BEGIN

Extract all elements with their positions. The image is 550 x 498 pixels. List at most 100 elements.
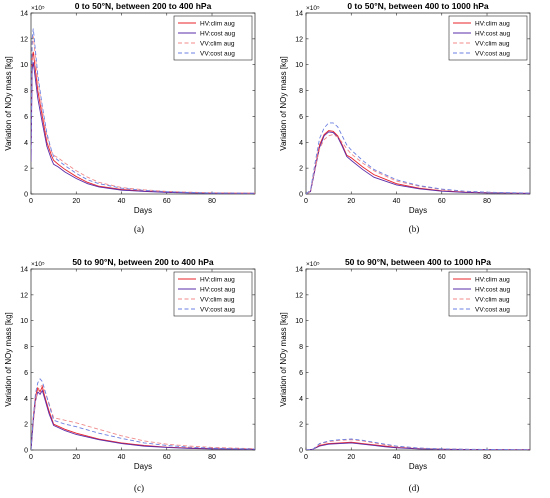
y-tick-label: 4 [24, 140, 28, 147]
panel-caption: (a) [134, 224, 144, 234]
panel-caption: (b) [409, 224, 420, 234]
chart-panel-4: 50 to 90°N, between 400 to 1000 hPa ×10⁵ 0… [279, 257, 531, 493]
y-tick-label: 8 [299, 88, 303, 95]
x-tick-label: 80 [208, 198, 216, 205]
chart-panel-2: 0 to 50°N, between 400 to 1000 hPa ×10⁵ 0 2… [279, 1, 531, 234]
y-tick-label: 8 [24, 88, 28, 95]
y-tick-label: 4 [299, 396, 303, 403]
x-tick-label: 80 [208, 454, 216, 461]
y-tick-label: 6 [24, 370, 28, 377]
x-axis-label: Days [134, 206, 152, 215]
legend-entry-label: VV:cost aug [200, 50, 235, 57]
x-tick-label: 60 [163, 454, 171, 461]
y-tick-label: 4 [24, 396, 28, 403]
legend-entry-label: HV:cost aug [200, 286, 236, 293]
y-tick-label: 10 [20, 318, 28, 325]
legend-entry-label: VV:clim aug [475, 40, 510, 47]
legend-entry-label: HV:clim aug [475, 20, 510, 27]
legend-entry-label: VV:clim aug [200, 40, 235, 47]
y-axis-label: Variation of NOy mass [kg] [279, 56, 288, 151]
x-tick-label: 0 [304, 198, 308, 205]
legend-entry-label: VV:clim aug [475, 296, 510, 303]
chart-title: 50 to 90°N, between 200 to 400 hPa [72, 257, 214, 267]
legend-entry-label: HV:cost aug [475, 30, 511, 37]
legend-entry-label: VV:cost aug [475, 306, 510, 313]
x-axis-label: Days [134, 462, 152, 471]
x-tick-label: 20 [72, 454, 80, 461]
y-tick-label: 0 [24, 192, 28, 199]
x-tick-label: 0 [29, 198, 33, 205]
y-tick-label: 14 [20, 267, 28, 274]
y-tick-label: 10 [295, 62, 303, 69]
y-tick-label: 8 [299, 344, 303, 351]
y-multiplier-label: ×10⁵ [306, 261, 320, 268]
series-line-2 [31, 389, 255, 450]
x-tick-label: 20 [347, 198, 355, 205]
y-tick-label: 6 [299, 114, 303, 121]
y-tick-label: 4 [299, 140, 303, 147]
legend: HV:clim aug HV:cost aug VV:clim aug VV:cost… [173, 15, 253, 61]
panel-caption: (c) [134, 483, 144, 493]
y-axis-label: Variation of NOy mass [kg] [4, 312, 13, 407]
x-tick-label: 0 [29, 454, 33, 461]
x-axis-label: Days [409, 462, 427, 471]
x-tick-label: 60 [438, 454, 446, 461]
legend-entry-label: HV:cost aug [475, 286, 511, 293]
legend-entry-label: HV:clim aug [200, 276, 235, 283]
legend-entry-label: HV:clim aug [200, 20, 235, 27]
series-line-4 [31, 28, 255, 194]
chart-title: 50 to 90°N, between 400 to 1000 hPa [345, 257, 491, 267]
series-line-3 [31, 384, 255, 450]
y-multiplier-label: ×10⁵ [306, 5, 320, 12]
x-tick-label: 20 [72, 198, 80, 205]
y-tick-label: 2 [24, 166, 28, 173]
series-line-2 [306, 131, 530, 194]
legend: HV:clim aug HV:cost aug VV:clim aug VV:cost… [448, 271, 528, 317]
chart-title: 0 to 50°N, between 400 to 1000 hPa [347, 1, 489, 11]
panel-caption: (d) [409, 483, 420, 493]
y-tick-label: 14 [295, 11, 303, 18]
y-tick-label: 0 [24, 448, 28, 455]
y-axis-label: Variation of NOy mass [kg] [279, 312, 288, 407]
x-tick-label: 80 [483, 454, 491, 461]
y-tick-label: 10 [20, 62, 28, 69]
legend-entry-label: VV:cost aug [475, 50, 510, 57]
series-line-4 [306, 122, 530, 194]
x-tick-label: 80 [483, 198, 491, 205]
series-line-4 [31, 378, 255, 450]
y-tick-label: 0 [299, 448, 303, 455]
chart-title: 0 to 50°N, between 200 to 400 hPa [75, 1, 212, 11]
series-line-2 [31, 62, 255, 194]
x-tick-label: 0 [304, 454, 308, 461]
chart-panel-3: 50 to 90°N, between 200 to 400 hPa ×10⁵ 0 2… [4, 257, 256, 493]
legend-entry-label: HV:clim aug [475, 276, 510, 283]
y-tick-label: 12 [295, 36, 303, 43]
x-tick-label: 60 [438, 198, 446, 205]
y-tick-label: 10 [295, 318, 303, 325]
legend-entry-label: HV:cost aug [200, 30, 236, 37]
series-line-3 [31, 36, 255, 194]
y-tick-label: 8 [24, 344, 28, 351]
y-tick-label: 0 [299, 192, 303, 199]
legend: HV:clim aug HV:cost aug VV:clim aug VV:cost… [173, 271, 253, 317]
legend-entry-label: VV:clim aug [200, 296, 235, 303]
y-tick-label: 12 [20, 36, 28, 43]
x-tick-label: 60 [163, 198, 171, 205]
y-tick-label: 12 [20, 292, 28, 299]
x-axis-label: Days [409, 206, 427, 215]
y-multiplier-label: ×10⁵ [31, 5, 45, 12]
y-tick-label: 2 [24, 422, 28, 429]
y-tick-label: 14 [20, 11, 28, 18]
y-multiplier-label: ×10⁵ [31, 261, 45, 268]
y-tick-label: 2 [299, 422, 303, 429]
x-tick-label: 40 [118, 198, 126, 205]
legend-entry-label: VV:cost aug [200, 306, 235, 313]
x-tick-label: 40 [393, 454, 401, 461]
legend: HV:clim aug HV:cost aug VV:clim aug VV:cost… [448, 15, 528, 61]
series-line-2 [306, 442, 530, 450]
y-tick-label: 6 [299, 370, 303, 377]
y-axis-label: Variation of NOy mass [kg] [4, 56, 13, 151]
y-tick-label: 12 [295, 292, 303, 299]
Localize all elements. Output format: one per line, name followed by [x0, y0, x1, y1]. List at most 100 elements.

END

Instructions to follow:
Identify every line in the items above that contains the string "multiplier" and copy each one out, counting a line only if the capitalization matches.

Solution below:
y-multiplier-label: ×10⁵ [306, 261, 320, 268]
y-multiplier-label: ×10⁵ [306, 5, 320, 12]
y-multiplier-label: ×10⁵ [31, 5, 45, 12]
y-multiplier-label: ×10⁵ [31, 261, 45, 268]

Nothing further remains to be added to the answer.